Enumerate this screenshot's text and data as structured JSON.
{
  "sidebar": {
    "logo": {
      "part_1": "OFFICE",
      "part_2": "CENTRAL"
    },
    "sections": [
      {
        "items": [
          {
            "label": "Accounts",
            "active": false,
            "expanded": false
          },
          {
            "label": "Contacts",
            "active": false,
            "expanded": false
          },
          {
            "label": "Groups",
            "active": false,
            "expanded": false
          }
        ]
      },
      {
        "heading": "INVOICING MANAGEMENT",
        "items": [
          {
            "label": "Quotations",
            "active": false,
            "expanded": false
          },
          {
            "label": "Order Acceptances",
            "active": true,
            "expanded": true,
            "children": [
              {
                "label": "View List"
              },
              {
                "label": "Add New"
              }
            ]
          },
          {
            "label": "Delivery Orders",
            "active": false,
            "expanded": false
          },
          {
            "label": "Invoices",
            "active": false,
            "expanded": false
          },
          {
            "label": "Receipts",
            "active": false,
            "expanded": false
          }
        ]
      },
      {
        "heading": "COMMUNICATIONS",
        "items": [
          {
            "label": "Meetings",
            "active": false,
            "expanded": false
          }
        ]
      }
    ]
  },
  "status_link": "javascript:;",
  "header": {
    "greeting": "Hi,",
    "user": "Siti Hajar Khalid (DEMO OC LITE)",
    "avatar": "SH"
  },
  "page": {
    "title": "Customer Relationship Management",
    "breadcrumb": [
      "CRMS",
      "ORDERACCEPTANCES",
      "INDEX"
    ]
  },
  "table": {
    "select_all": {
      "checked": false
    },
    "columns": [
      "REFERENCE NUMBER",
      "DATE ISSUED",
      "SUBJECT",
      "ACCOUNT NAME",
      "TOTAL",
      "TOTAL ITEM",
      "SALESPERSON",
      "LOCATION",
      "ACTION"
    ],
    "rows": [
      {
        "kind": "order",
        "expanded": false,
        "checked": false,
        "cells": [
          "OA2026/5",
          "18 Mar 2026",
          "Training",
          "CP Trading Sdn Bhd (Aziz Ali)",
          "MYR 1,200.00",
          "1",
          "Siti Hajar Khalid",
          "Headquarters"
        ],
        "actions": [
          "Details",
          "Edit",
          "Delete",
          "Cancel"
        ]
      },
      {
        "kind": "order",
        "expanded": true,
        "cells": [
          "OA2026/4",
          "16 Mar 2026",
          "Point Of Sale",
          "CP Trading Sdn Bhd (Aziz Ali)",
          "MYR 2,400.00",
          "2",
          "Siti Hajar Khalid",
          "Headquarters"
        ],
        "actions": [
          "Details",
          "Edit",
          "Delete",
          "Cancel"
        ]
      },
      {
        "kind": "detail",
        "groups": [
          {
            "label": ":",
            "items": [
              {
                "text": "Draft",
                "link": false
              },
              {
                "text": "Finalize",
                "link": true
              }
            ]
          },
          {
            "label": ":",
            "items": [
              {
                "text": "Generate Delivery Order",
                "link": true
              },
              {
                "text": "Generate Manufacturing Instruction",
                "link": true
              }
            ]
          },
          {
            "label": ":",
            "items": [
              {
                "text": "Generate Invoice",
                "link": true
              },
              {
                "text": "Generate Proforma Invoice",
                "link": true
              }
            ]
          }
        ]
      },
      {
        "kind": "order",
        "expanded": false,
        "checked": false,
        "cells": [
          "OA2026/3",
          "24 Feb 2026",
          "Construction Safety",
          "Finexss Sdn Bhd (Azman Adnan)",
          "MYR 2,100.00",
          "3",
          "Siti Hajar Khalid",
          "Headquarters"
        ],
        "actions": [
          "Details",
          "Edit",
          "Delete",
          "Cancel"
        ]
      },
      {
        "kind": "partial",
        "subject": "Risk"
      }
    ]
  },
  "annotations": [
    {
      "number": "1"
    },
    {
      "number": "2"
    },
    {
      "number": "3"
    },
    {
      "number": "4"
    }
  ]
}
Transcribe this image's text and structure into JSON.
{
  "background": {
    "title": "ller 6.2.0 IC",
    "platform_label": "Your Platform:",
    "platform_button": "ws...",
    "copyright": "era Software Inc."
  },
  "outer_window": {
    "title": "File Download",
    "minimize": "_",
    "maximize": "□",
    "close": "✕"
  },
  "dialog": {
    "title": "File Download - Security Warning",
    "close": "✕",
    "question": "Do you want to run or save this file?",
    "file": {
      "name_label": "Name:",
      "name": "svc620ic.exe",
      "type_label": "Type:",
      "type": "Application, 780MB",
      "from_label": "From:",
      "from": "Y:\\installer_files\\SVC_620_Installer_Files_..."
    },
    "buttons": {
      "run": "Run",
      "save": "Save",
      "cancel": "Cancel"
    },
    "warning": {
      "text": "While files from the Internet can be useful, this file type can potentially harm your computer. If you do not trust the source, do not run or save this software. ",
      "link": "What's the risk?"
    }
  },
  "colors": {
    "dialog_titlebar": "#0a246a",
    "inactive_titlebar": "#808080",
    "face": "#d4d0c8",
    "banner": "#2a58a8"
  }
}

• **Goal**
Reproduce the full listing word for word.

• **Task output**
Enumerate this screenshot's text and data as structured JSON.
{
  "sidebar": {
    "logo": {
      "part_1": "OFFICE",
      "part_2": "CENTRAL"
    },
    "sections": [
      {
        "items": [
          {
            "label": "Accounts",
            "active": false,
            "expanded": false
          },
          {
            "label": "Contacts",
            "active": false,
            "expanded": false
          },
          {
            "label": "Groups",
            "active": false,
            "expanded": false
          }
        ]
      },
      {
        "heading": "INVOICING MANAGEMENT",
        "items": [
          {
            "label": "Quotations",
            "active": false,
            "expanded": false
          },
          {
            "label": "Order Acceptances",
            "active": true,
            "expanded": true,
            "children": [
              {
                "label": "View List"
              },
              {
                "label": "Add New"
              }
            ]
          },
          {
            "label": "Delivery Orders",
            "active": false,
            "expanded": false
          },
          {
            "label": "Invoices",
            "active": false,
            "expanded": false
          },
          {
            "label": "Receipts",
            "active": false,
            "expanded": false
          }
        ]
      },
      {
        "heading": "COMMUNICATIONS",
        "items": [
          {
            "label": "Meetings",
            "active": false,
            "expanded": false
          }
        ]
      }
    ]
  },
  "status_link": "javascript:;",
  "header": {
    "greeting": "Hi,",
    "user": "Siti Hajar Khalid (DEMO OC LITE)",
    "avatar": "SH"
  },
  "page": {
    "title": "Customer Relationship Management",
    "breadcrumb": [
      "CRMS",
      "ORDERACCEPTANCES",
      "INDEX"
    ]
  },
  "table": {
    "select_all": {
      "checked": false
    },
    "columns": [
      "REFERENCE NUMBER",
      "DATE ISSUED",
      "SUBJECT",
      "ACCOUNT NAME",
      "TOTAL",
      "TOTAL ITEM",
      "SALESPERSON",
      "LOCATION",
      "ACTION"
    ],
    "rows": [
      {
        "kind": "order",
        "expanded": false,
        "checked": false,
        "cells": [
          "OA2026/5",
          "18 Mar 2026",
          "Training",
          "CP Trading Sdn Bhd (Aziz Ali)",
          "MYR 1,200.00",
          "1",
          "Siti Hajar Khalid",
          "Headquarters"
        ],
        "actions": [
          "Details",
          "Edit",
          "Delete",
          "Cancel"
        ]
      },
      {
        "kind": "order",
        "expanded": true,
        "cells": [
          "OA2026/4",
          "16 Mar 2026",
          "Point Of Sale",
          "CP Trading Sdn Bhd (Aziz Ali)",
          "MYR 2,400.00",
          "2",
          "Siti Hajar Khalid",
          "Headquarters"
        ],
        "actions": [
          "Details",
          "Edit",
          "Delete",
          "Cancel"
        ]
      },
      {
        "kind": "detail",
        "groups": [
          {
            "label": ":",
            "items": [
              {
                "text": "Draft",
                "link": false
              },
              {
                "text": "Finalize",
                "link": true
              }
            ]
          },
          {
            "label": ":",
            "items": [
              {
                "text": "Generate Delivery Order",
                "link": true
              },
              {
                "text": "Generate Manufacturing Instruction",
                "link": true
              }
            ]
          },
          {
            "label": ":",
            "items": [
              {
                "text": "Generate Invoice",
                "link": true
              },
              {
                "text": "Generate Proforma Invoice",
                "link": true
              }
            ]
          }
        ]
      },
      {
        "kind": "order",
        "expanded": false,
        "checked": false,
        "cells": [
          "OA2026/3",
          "24 Feb 2026",
          "Construction Safety",
          "Finexss Sdn Bhd (Azman Adnan)",
          "MYR 2,100.00",
          "3",
          "Siti Hajar Khalid",
          "Headquarters"
        ],
        "actions": [
          "Details",
          "Edit",
          "Delete",
          "Cancel"
        ]
      },
      {
        "kind": "partial",
        "subject": "Risk"
      }
    ]
  },
  "annotations": [
    {
      "number": "1"
    },
    {
      "number": "2"
    },
    {
      "number": "3"
    },
    {
      "number": "4"
    }
  ]
}
Transcribe this image's text and structure into JSON.
{
  "background": {
    "title": "ller 6.2.0 IC",
    "platform_label": "Your Platform:",
    "platform_button": "ws...",
    "copyright": "era Software Inc."
  },
  "outer_window": {
    "title": "File Download",
    "minimize": "_",
    "maximize": "□",
    "close": "✕"
  },
  "dialog": {
    "title": "File Download - Security Warning",
    "close": "✕",
    "question": "Do you want to run or save this file?",
    "file": {
      "name_label": "Name:",
      "name": "svc620ic.exe",
      "type_label": "Type:",
      "type": "Application, 780MB",
      "from_label": "From:",
      "from": "Y:\\installer_files\\SVC_620_Installer_Files_..."
    },
    "buttons": {
      "run": "Run",
      "save": "Save",
      "cancel": "Cancel"
    },
    "warning": {
      "text": "While files from the Internet can be useful, this file type can potentially harm your computer. If you do not trust the source, do not run or save this software. ",
      "link": "What's the risk?"
    }
  },
  "colors": {
    "dialog_titlebar": "#0a246a",
    "inactive_titlebar": "#808080",
    "face": "#d4d0c8",
    "banner": "#2a58a8"
  }
}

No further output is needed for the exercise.